───── EXTRAIT SOURCE ─────

Les 2 LFO sont simplistes : onde sinus pour le premier et ondes sinus ou carrée pour le second. Chaque LFO a un tempo ajustable et une plage de fréquence différente ; le second LFO possède en plus d’un délai simplifié : 0, 1, 2 ou 4 secondes. On peut les assigner indifféremment au filtre et à la largeur de l’onde d’impulsion du VCO1. Sympa ! Par contre, rien ne permet de les synchroniser à une horloge externe. On ne peut pas tout avoir.
Sound of the bitch
On entend assez peu d’Exagone en situation, sauf sur le dernier Depeche Mode Delta Machine… Question son, il est plutôt à classer dans la catégorie gros gras râpeux… en quelques minutes, on se fabrique plusieurs déclinaisons de basses, là où la machine excelle : 2 VCO en dent de scie, quelques réglages de filtre modulé par l’enveloppe. On décline les ondes des VCO : PWM du VCO1 modulé par le LFO1, puis par le VCO2 : cela évite les gargouillis dans les graves, puisque la vitesse de modulation suit le clavier. Un peu de Sub VCO réveille notre 7060B du côté de ses 18 Hz, le voisin apprécie… On joue alors sur les 2 formes du segment d’attaque d’enveloppe ; très pratique cette fonction, surtout en conjonction avec le redéclenchement de l’enveloppe par le LFO1 !
Un peu de synchro de VCO maintenant : ce n’est pas aussi stable que sur le Prophet-5 ; là, l’oscillateur esclave décroche, on le sent bien lorsque le vibrato est en action : c’est confus et brouillon, le son est bien sale et assez monstrueux dans les graves. Le filtre apporte quant à lui un grain bien gras et lourd, nous l’avons dit. Les leads sont corrects, surtout avec un peu de PWM ou de vibrato pour déstabiliser le son ; d’ailleurs, impossible de moduler le pitch des 2 VCO simultanés avec un LFO (sauf en synchro bien sûr), ce qui limite un peu certains types de solos avec vibrato expressif. Ici, seul le VCO1 a droit au chapitre. Un peu de bruit blanc maintenant pour se faire des Snares / Claps synthétiques, ça répond plutôt pas mal. Quant à la mer ou à l’orage, ça passe aussi, le filtre est vraiment bon, avec une résonance qui n’écrase pas le signal mais le fait gronder.

─────

[CONSIGNE]:
D'après l'extrait source, quelles valeurs peut prendre le délai du second LFO ?

───── DOCUMENTS FOURNIS ─────

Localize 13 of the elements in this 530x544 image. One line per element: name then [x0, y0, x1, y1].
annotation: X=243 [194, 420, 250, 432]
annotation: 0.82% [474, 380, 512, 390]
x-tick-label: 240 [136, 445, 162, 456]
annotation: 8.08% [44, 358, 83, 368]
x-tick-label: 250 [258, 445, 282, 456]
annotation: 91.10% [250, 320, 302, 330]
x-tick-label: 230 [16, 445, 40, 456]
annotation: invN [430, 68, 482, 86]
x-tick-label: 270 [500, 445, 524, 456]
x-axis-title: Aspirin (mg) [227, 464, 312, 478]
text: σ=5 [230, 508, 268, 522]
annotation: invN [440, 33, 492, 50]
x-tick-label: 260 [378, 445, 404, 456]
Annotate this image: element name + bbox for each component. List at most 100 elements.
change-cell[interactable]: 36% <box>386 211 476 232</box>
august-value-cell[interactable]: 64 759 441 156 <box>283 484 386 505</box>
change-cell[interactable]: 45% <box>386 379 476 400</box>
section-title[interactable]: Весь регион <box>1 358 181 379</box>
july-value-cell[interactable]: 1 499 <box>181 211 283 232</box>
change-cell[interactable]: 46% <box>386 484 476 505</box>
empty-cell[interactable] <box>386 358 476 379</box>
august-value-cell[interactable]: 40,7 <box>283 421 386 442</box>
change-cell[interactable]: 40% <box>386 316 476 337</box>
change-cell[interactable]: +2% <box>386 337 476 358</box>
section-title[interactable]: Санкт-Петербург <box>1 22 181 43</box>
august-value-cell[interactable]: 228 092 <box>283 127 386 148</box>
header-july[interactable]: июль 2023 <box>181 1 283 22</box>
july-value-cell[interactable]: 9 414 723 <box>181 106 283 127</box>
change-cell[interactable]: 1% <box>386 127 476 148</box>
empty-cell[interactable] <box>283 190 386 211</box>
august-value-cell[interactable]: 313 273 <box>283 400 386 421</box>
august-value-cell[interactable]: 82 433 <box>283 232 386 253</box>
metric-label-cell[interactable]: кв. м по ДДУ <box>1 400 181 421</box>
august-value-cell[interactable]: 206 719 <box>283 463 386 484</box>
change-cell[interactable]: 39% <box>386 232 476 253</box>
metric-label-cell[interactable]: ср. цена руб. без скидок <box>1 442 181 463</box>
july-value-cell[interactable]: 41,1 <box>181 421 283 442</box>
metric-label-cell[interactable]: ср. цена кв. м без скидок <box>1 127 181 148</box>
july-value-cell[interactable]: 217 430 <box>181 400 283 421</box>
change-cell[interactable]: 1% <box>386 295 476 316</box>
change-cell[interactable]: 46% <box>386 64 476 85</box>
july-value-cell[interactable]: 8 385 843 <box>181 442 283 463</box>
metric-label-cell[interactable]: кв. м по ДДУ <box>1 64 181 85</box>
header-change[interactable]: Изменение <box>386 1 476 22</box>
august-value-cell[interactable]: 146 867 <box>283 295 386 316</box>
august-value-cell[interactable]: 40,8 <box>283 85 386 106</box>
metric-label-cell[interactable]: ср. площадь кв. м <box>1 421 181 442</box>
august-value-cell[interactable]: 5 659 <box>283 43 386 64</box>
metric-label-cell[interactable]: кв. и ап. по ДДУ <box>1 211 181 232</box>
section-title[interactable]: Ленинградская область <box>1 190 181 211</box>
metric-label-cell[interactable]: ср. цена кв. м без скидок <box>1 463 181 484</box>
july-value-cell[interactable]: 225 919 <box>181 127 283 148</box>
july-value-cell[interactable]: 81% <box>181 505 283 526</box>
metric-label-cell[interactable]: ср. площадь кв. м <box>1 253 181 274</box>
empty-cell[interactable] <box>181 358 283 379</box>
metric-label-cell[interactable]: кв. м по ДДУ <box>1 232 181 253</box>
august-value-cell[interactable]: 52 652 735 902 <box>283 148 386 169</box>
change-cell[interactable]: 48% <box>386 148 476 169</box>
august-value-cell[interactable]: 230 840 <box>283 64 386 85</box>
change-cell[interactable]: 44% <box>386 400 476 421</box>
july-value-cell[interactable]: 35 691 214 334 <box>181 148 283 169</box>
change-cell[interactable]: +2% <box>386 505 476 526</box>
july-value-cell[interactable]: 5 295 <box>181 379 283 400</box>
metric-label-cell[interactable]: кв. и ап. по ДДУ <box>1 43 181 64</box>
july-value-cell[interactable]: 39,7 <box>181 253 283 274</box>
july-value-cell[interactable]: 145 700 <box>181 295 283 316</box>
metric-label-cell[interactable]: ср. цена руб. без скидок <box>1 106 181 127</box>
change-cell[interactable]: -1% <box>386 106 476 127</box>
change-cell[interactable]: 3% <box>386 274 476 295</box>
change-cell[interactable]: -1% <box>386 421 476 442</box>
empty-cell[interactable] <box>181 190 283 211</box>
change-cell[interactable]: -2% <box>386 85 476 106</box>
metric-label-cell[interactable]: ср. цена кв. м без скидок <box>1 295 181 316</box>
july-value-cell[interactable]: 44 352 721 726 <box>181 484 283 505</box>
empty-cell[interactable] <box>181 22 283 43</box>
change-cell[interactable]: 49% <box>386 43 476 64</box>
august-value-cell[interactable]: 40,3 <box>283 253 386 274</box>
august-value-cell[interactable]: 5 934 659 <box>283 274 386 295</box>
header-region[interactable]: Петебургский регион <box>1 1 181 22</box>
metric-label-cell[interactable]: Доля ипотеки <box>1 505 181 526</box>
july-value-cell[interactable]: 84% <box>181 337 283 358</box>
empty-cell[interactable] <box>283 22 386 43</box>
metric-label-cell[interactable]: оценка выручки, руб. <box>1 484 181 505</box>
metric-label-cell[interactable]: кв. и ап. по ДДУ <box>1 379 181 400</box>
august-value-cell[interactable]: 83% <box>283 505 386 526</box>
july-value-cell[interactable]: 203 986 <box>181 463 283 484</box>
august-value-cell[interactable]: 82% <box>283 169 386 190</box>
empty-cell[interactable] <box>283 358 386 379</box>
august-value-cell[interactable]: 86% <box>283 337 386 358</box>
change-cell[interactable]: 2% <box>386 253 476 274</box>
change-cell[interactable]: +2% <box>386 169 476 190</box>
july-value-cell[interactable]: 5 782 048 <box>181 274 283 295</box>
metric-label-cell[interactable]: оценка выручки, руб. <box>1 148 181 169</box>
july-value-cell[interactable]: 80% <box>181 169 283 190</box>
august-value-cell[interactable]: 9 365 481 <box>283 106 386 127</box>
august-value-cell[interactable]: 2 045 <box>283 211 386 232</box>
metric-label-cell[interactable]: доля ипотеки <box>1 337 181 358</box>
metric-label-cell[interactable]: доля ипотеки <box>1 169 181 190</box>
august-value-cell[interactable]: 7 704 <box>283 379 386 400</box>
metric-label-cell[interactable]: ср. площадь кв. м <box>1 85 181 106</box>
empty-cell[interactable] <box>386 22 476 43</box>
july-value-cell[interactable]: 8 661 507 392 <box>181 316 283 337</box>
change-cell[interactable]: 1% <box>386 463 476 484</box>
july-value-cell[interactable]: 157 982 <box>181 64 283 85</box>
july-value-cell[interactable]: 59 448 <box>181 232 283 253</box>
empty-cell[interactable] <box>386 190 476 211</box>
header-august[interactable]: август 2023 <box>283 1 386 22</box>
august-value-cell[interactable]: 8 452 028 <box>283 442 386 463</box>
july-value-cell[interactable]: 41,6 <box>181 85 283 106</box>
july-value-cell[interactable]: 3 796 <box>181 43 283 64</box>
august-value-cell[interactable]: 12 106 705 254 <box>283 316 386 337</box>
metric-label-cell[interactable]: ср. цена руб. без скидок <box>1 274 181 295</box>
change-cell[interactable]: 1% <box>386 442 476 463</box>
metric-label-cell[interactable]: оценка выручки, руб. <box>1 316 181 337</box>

─────

[RÉPONSE]:
0, 1, 2 ou 4 secondes.